::: Data provided

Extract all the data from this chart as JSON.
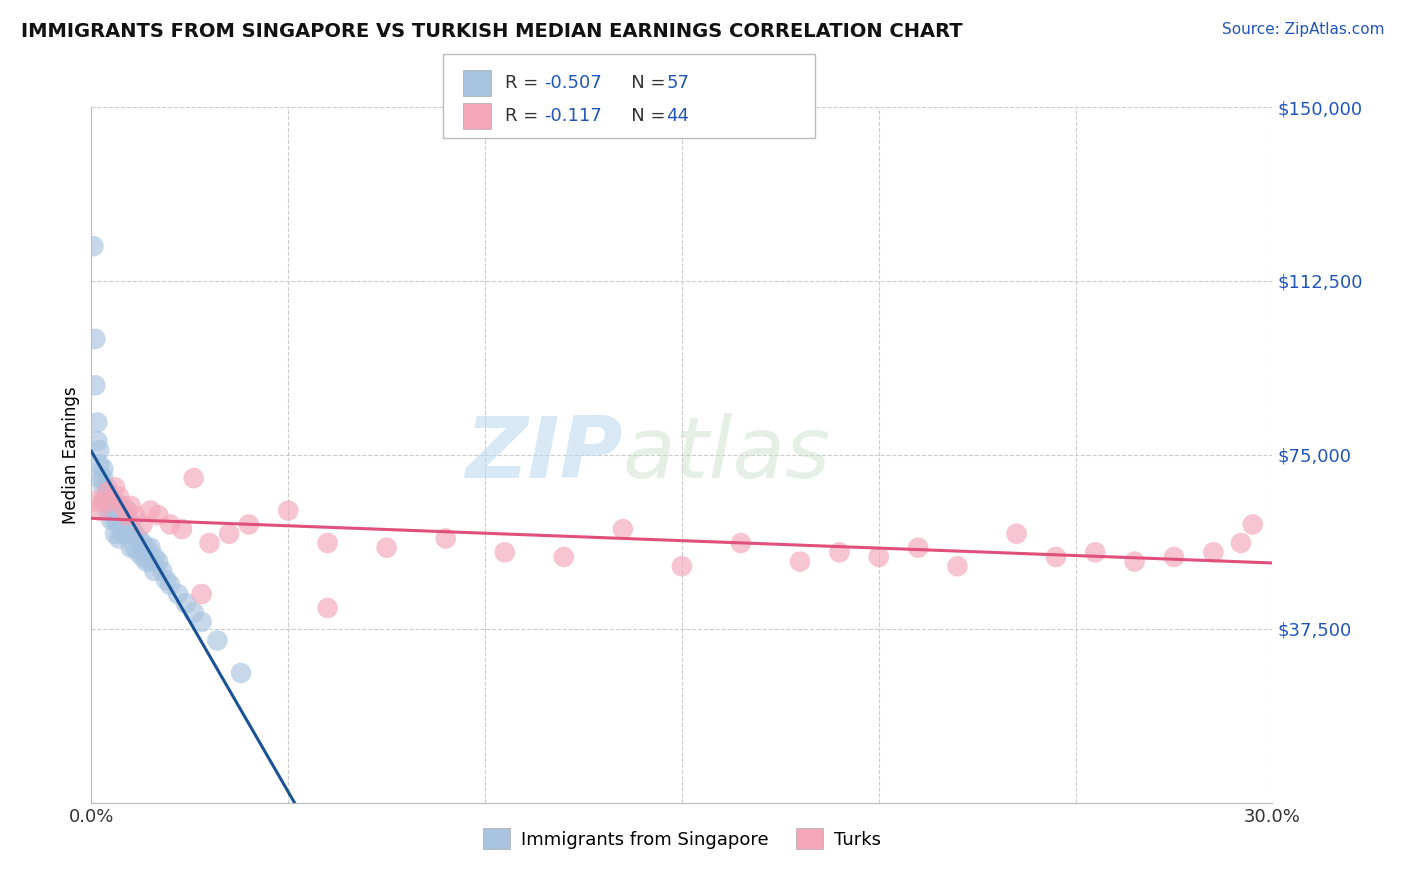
{
  "title": "IMMIGRANTS FROM SINGAPORE VS TURKISH MEDIAN EARNINGS CORRELATION CHART",
  "source": "Source: ZipAtlas.com",
  "ylabel": "Median Earnings",
  "xlim": [
    0.0,
    0.3
  ],
  "ylim": [
    0,
    150000
  ],
  "yticks": [
    0,
    37500,
    75000,
    112500,
    150000
  ],
  "ytick_labels": [
    "",
    "$37,500",
    "$75,000",
    "$112,500",
    "$150,000"
  ],
  "xticks": [
    0.0,
    0.05,
    0.1,
    0.15,
    0.2,
    0.25,
    0.3
  ],
  "xtick_labels": [
    "0.0%",
    "",
    "",
    "",
    "",
    "",
    "30.0%"
  ],
  "bg_color": "#ffffff",
  "grid_color": "#cccccc",
  "singapore_color": "#a8c4e0",
  "turk_color": "#f4a7b9",
  "singapore_line_color": "#1a5296",
  "turk_line_color": "#e0507a",
  "singapore_R": -0.507,
  "singapore_N": 57,
  "turk_R": -0.117,
  "turk_N": 44,
  "watermark_zip": "ZIP",
  "watermark_atlas": "atlas",
  "legend_label_1": "Immigrants from Singapore",
  "legend_label_2": "Turks",
  "singapore_x": [
    0.0005,
    0.001,
    0.001,
    0.0015,
    0.0015,
    0.002,
    0.002,
    0.002,
    0.003,
    0.003,
    0.003,
    0.003,
    0.004,
    0.004,
    0.004,
    0.005,
    0.005,
    0.005,
    0.006,
    0.006,
    0.006,
    0.006,
    0.007,
    0.007,
    0.007,
    0.007,
    0.008,
    0.008,
    0.008,
    0.009,
    0.009,
    0.009,
    0.01,
    0.01,
    0.01,
    0.011,
    0.011,
    0.012,
    0.012,
    0.013,
    0.013,
    0.014,
    0.014,
    0.015,
    0.015,
    0.016,
    0.016,
    0.017,
    0.018,
    0.019,
    0.02,
    0.022,
    0.024,
    0.026,
    0.028,
    0.032,
    0.038
  ],
  "singapore_y": [
    120000,
    100000,
    90000,
    82000,
    78000,
    76000,
    73000,
    70000,
    72000,
    70000,
    68000,
    65000,
    68000,
    66000,
    63000,
    65000,
    63000,
    61000,
    65000,
    63000,
    61000,
    58000,
    64000,
    62000,
    60000,
    57000,
    62000,
    60000,
    58000,
    63000,
    61000,
    58000,
    60000,
    58000,
    55000,
    58000,
    55000,
    57000,
    54000,
    56000,
    53000,
    55000,
    52000,
    55000,
    52000,
    53000,
    50000,
    52000,
    50000,
    48000,
    47000,
    45000,
    43000,
    41000,
    39000,
    35000,
    28000
  ],
  "turk_x": [
    0.001,
    0.002,
    0.003,
    0.004,
    0.005,
    0.006,
    0.007,
    0.008,
    0.009,
    0.01,
    0.011,
    0.013,
    0.015,
    0.017,
    0.02,
    0.023,
    0.026,
    0.03,
    0.035,
    0.04,
    0.05,
    0.06,
    0.075,
    0.09,
    0.105,
    0.12,
    0.135,
    0.15,
    0.165,
    0.18,
    0.19,
    0.2,
    0.21,
    0.22,
    0.235,
    0.245,
    0.255,
    0.265,
    0.275,
    0.285,
    0.292,
    0.295,
    0.028,
    0.06
  ],
  "turk_y": [
    65000,
    63000,
    65000,
    67000,
    65000,
    68000,
    66000,
    64000,
    62000,
    64000,
    62000,
    60000,
    63000,
    62000,
    60000,
    59000,
    70000,
    56000,
    58000,
    60000,
    63000,
    56000,
    55000,
    57000,
    54000,
    53000,
    59000,
    51000,
    56000,
    52000,
    54000,
    53000,
    55000,
    51000,
    58000,
    53000,
    54000,
    52000,
    53000,
    54000,
    56000,
    60000,
    45000,
    42000
  ]
}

::::::

Output every entry word for word, but omit the pictures.

Reply to the task:
Extract all the data from this chart as JSON.
{
  "title": "IMMIGRANTS FROM SINGAPORE VS TURKISH MEDIAN EARNINGS CORRELATION CHART",
  "source": "Source: ZipAtlas.com",
  "ylabel": "Median Earnings",
  "xlim": [
    0.0,
    0.3
  ],
  "ylim": [
    0,
    150000
  ],
  "yticks": [
    0,
    37500,
    75000,
    112500,
    150000
  ],
  "ytick_labels": [
    "",
    "$37,500",
    "$75,000",
    "$112,500",
    "$150,000"
  ],
  "xticks": [
    0.0,
    0.05,
    0.1,
    0.15,
    0.2,
    0.25,
    0.3
  ],
  "xtick_labels": [
    "0.0%",
    "",
    "",
    "",
    "",
    "",
    "30.0%"
  ],
  "bg_color": "#ffffff",
  "grid_color": "#cccccc",
  "singapore_color": "#a8c4e0",
  "turk_color": "#f4a7b9",
  "singapore_line_color": "#1a5296",
  "turk_line_color": "#e0507a",
  "singapore_R": -0.507,
  "singapore_N": 57,
  "turk_R": -0.117,
  "turk_N": 44,
  "watermark_zip": "ZIP",
  "watermark_atlas": "atlas",
  "legend_label_1": "Immigrants from Singapore",
  "legend_label_2": "Turks",
  "singapore_x": [
    0.0005,
    0.001,
    0.001,
    0.0015,
    0.0015,
    0.002,
    0.002,
    0.002,
    0.003,
    0.003,
    0.003,
    0.003,
    0.004,
    0.004,
    0.004,
    0.005,
    0.005,
    0.005,
    0.006,
    0.006,
    0.006,
    0.006,
    0.007,
    0.007,
    0.007,
    0.007,
    0.008,
    0.008,
    0.008,
    0.009,
    0.009,
    0.009,
    0.01,
    0.01,
    0.01,
    0.011,
    0.011,
    0.012,
    0.012,
    0.013,
    0.013,
    0.014,
    0.014,
    0.015,
    0.015,
    0.016,
    0.016,
    0.017,
    0.018,
    0.019,
    0.02,
    0.022,
    0.024,
    0.026,
    0.028,
    0.032,
    0.038
  ],
  "singapore_y": [
    120000,
    100000,
    90000,
    82000,
    78000,
    76000,
    73000,
    70000,
    72000,
    70000,
    68000,
    65000,
    68000,
    66000,
    63000,
    65000,
    63000,
    61000,
    65000,
    63000,
    61000,
    58000,
    64000,
    62000,
    60000,
    57000,
    62000,
    60000,
    58000,
    63000,
    61000,
    58000,
    60000,
    58000,
    55000,
    58000,
    55000,
    57000,
    54000,
    56000,
    53000,
    55000,
    52000,
    55000,
    52000,
    53000,
    50000,
    52000,
    50000,
    48000,
    47000,
    45000,
    43000,
    41000,
    39000,
    35000,
    28000
  ],
  "turk_x": [
    0.001,
    0.002,
    0.003,
    0.004,
    0.005,
    0.006,
    0.007,
    0.008,
    0.009,
    0.01,
    0.011,
    0.013,
    0.015,
    0.017,
    0.02,
    0.023,
    0.026,
    0.03,
    0.035,
    0.04,
    0.05,
    0.06,
    0.075,
    0.09,
    0.105,
    0.12,
    0.135,
    0.15,
    0.165,
    0.18,
    0.19,
    0.2,
    0.21,
    0.22,
    0.235,
    0.245,
    0.255,
    0.265,
    0.275,
    0.285,
    0.292,
    0.295,
    0.028,
    0.06
  ],
  "turk_y": [
    65000,
    63000,
    65000,
    67000,
    65000,
    68000,
    66000,
    64000,
    62000,
    64000,
    62000,
    60000,
    63000,
    62000,
    60000,
    59000,
    70000,
    56000,
    58000,
    60000,
    63000,
    56000,
    55000,
    57000,
    54000,
    53000,
    59000,
    51000,
    56000,
    52000,
    54000,
    53000,
    55000,
    51000,
    58000,
    53000,
    54000,
    52000,
    53000,
    54000,
    56000,
    60000,
    45000,
    42000
  ]
}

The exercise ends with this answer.